• _DOCUMENT EXTRACT_
"""

R/micromacrolm2.r
In MicroMacroMultilevel: Micro-Macro Multilevel Modeling

Documented in micromacro.lm

#' Fitting Micro-Macro Multilevel Linear Models
#'
#' After computing the adjusted group means of individual-level predictors by \code{\link{adjusted.predictors}}, use \code{\link{micromacro.lm}} for estimation results and inferential statistics.
#' @param model a linear regression model formula, e.g., as.formula(y ~ x1 + x2 ... + xm).
#' @param adjusted.predictors a G-by-m data frame, where column variables are group-level predictors and the adjusted group means of individual-level predictors were computed by the \code{\link{adjusted.predictors}} function. G denotes the number of groups and m denotes the number of predictors in the model.
#' @param y an array or a G-by-1 numeric matrix that corresponds to the group-level outcome variable in the model.
#' @param unequal.groups an optional boolean variable automatically reported by the \code{\link{adjusted.predictors}} function. TRUE = group size is different across groups; FALSE = group size is the same across groups. Default is FALSE (same group size).
#' @return statistics a summary reports standard inferential statistics on linear regression,
#' e.g., "Estimate", coefficient estimates; "Uncorrected S.E."/"S.E.", OLS standard errors;
#' "Corrected S.E.", heteroskedasticity-consistent standard errors; "df", degree of freedom; "t", Student t statistics;
#' "Pr(>|t|)", two-sided p-value; "r", effect size.
#' @return rsquared r squared.
#' @return rsquared.adjusted adjusted r squared.
#' @return residuals residuals from the model.
#' @return fitted.values fitted values from the model.
#' @return fstatistic F statistics of the model.
#' @return model.formula model formula.
#' @keywords multi-level modeling, micro-macro, prediciting group-level variables from individual-level variables, different group sizes
#' @details
#'
#' To date, most multilevel methodologies can only unbiasedly model macro-micro multilevel situations, wherein group-level predictors (e.g., city temperature)
#' are used to predict an individual-level outcome variable (e.g., citizen personality). In contrast, this R package enables researchers to model micro-macro situations,
#' wherein individual-level (micro) predictors (and other group-level predictors) are used to predict a group-level (macro) outcome variable in an unbiased way.
#'
#' To conduct micro-macro multilevel modeling with the current package, one must first compute the adjusted group means with the function \code{\link{adjusted.predictors}}.
#' This is because in micro-macro multilevel modeling, it is statistically biased to directly regress the group-level outcome variable on the unadjusted group means of individual-level predictors (Croon & van Veldhoven, 2007).
#' Instead, one should use the best linear unbiased predictors (BLUP) of the group means (i.e., the adjusted group means), which is conveniently computed by \code{\link{adjusted.predictors}}.

"""

• _SHORT EXERCISE A_
Name every parameter that the micromacro.lm documentation lists with the @param tag.
• _SHORT EXERCISE B_
In the micromacro.lm documentation, reproduce the passage that opens with "#' @param model" and closes with "variable in the model.", swapping "data frame" for "matrix".
Rely only on the micromacro.lm documentation above.

• _DATASET CONTENT_
"""

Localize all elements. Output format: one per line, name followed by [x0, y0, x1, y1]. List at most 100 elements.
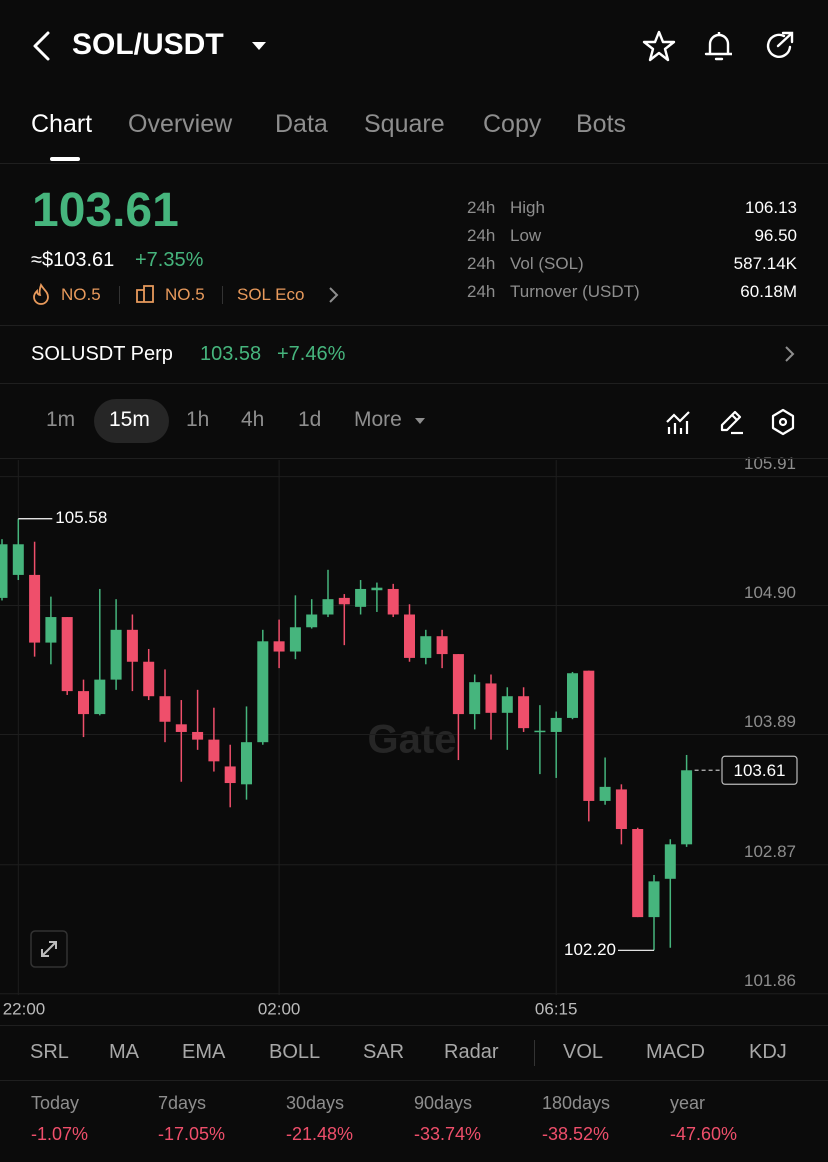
performance-change: -17.05% [158, 1124, 226, 1144]
tab[interactable]: Data [275, 110, 328, 138]
candle-body [420, 636, 432, 658]
indicator-tab[interactable]: MACD [646, 1041, 705, 1063]
y-tick-label: 105.91 [744, 454, 796, 473]
candle-body [0, 544, 8, 598]
perp-name[interactable]: SOLUSDT Perp [31, 343, 173, 365]
back-button[interactable] [28, 30, 54, 62]
tab[interactable]: Copy [483, 110, 542, 138]
candle-body [469, 682, 481, 715]
stat-value: 587.14K [733, 254, 797, 273]
stat-period: 24h [467, 254, 496, 273]
ecosystem-badge[interactable]: SOL Eco [237, 285, 305, 304]
fullscreen-button[interactable] [30, 930, 68, 968]
pair-title[interactable]: SOL/USDT [72, 28, 224, 61]
candle-body [632, 829, 644, 918]
share-icon[interactable] [762, 29, 796, 63]
candle-body [241, 742, 252, 785]
candle-body [518, 696, 530, 729]
stat-label: Vol (SOL) [510, 254, 584, 273]
candle-body [289, 627, 301, 652]
tab[interactable]: Overview [128, 110, 233, 138]
chevron[interactable] [783, 345, 795, 363]
candle-body [94, 679, 106, 715]
candle-body [452, 654, 464, 715]
sector-icon [136, 285, 154, 303]
interval[interactable]: 4h [241, 408, 265, 431]
stat-value: 106.13 [745, 198, 797, 217]
pair-dropdown[interactable] [251, 40, 267, 52]
candle-body [143, 661, 155, 697]
candle-body [599, 786, 611, 801]
indicator-tab[interactable]: BOLL [269, 1041, 321, 1063]
candle-body [567, 673, 578, 718]
candle-body [404, 614, 415, 658]
stat-value: 60.18M [740, 282, 797, 301]
interval[interactable]: More [354, 408, 402, 431]
tab-indicator [50, 157, 80, 161]
performance-period: 7days [158, 1093, 207, 1113]
performance-period: 30days [286, 1093, 345, 1113]
performance-change: -21.48% [286, 1124, 354, 1144]
performance-period: Today [31, 1093, 80, 1113]
candle-body [534, 730, 546, 733]
chevron[interactable] [327, 286, 339, 304]
stat-value: 96.50 [754, 226, 797, 245]
performance-period: 180days [542, 1093, 611, 1113]
stat-period: 24h [467, 198, 496, 217]
interval[interactable]: 1d [298, 408, 322, 431]
indicator-icon[interactable] [664, 408, 692, 436]
performance-change: -38.52% [542, 1124, 610, 1144]
candle-body [257, 641, 269, 743]
favorite-icon[interactable] [642, 29, 676, 63]
tab[interactable]: Bots [576, 110, 627, 138]
candle-body [615, 789, 627, 830]
divider [0, 1080, 828, 1081]
candle-body [648, 881, 660, 918]
candle-body [61, 617, 73, 692]
rank-badge[interactable]: NO.5 [61, 285, 101, 304]
candle-body [681, 770, 693, 845]
divider [0, 1025, 828, 1026]
indicator-tab[interactable]: EMA [182, 1041, 226, 1063]
last-price: 103.61 [32, 184, 179, 237]
rank-badge[interactable]: NO.5 [165, 285, 205, 304]
max-marker-label: 105.58 [55, 508, 107, 527]
performance-change: -1.07% [31, 1124, 89, 1144]
interval[interactable]: 1h [186, 408, 210, 431]
performance-change: -33.74% [414, 1124, 482, 1144]
more-caret[interactable] [414, 417, 426, 426]
indicator-tab[interactable]: SRL [30, 1041, 69, 1063]
candle-body [12, 544, 24, 575]
stat-period: 24h [467, 282, 496, 301]
draw-icon[interactable] [718, 408, 746, 436]
candle-body [436, 636, 448, 655]
candle-body [45, 617, 57, 643]
performance-period: year [670, 1093, 706, 1113]
hot-icon [33, 283, 49, 305]
indicator-tab[interactable]: MA [109, 1041, 139, 1063]
interval[interactable]: 1m [46, 408, 76, 431]
indicator-tab[interactable]: SAR [363, 1041, 405, 1063]
candle-body [224, 766, 236, 784]
divider [0, 163, 828, 164]
candle-body [126, 629, 138, 662]
candle-body [175, 724, 187, 732]
alert-icon[interactable] [702, 28, 736, 64]
tab[interactable]: Square [364, 110, 445, 138]
interval[interactable]: 15m [109, 408, 150, 431]
candle-body [29, 574, 41, 643]
indicator-tab[interactable]: VOL [563, 1041, 604, 1063]
settings-icon[interactable] [769, 407, 797, 437]
candle-body [501, 696, 513, 713]
candle-body [192, 731, 204, 740]
candle-body [387, 588, 399, 615]
candle-body [306, 614, 318, 628]
y-tick-label: 104.90 [744, 583, 796, 602]
tab[interactable]: Chart [31, 110, 93, 138]
perp-change: +7.46% [277, 343, 346, 365]
candle-body [550, 717, 562, 732]
x-tick-label: 02:00 [258, 999, 301, 1018]
indicator-tab[interactable]: Radar [444, 1041, 499, 1063]
indicator-tab[interactable]: KDJ [749, 1041, 787, 1063]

"""

• _WORKED ANSWER A_
model, adjusted.predictors, y, unequal.groups

• _WORKED ANSWER B_
#' @param model a linear regression model formula, e.g., as.formula(y ~ x1 + x2 ... + xm).
#' @param adjusted.predictors a G-by-m matrix, where column variables are group-level predictors and the adjusted group means of individual-level predictors were computed by the \code{\link{adjusted.predictors}} function. G denotes the number of groups and m denotes the number of predictors in the model.
#' @param y an array or a G-by-1 numeric matrix that corresponds to the group-level outcome variable in the model.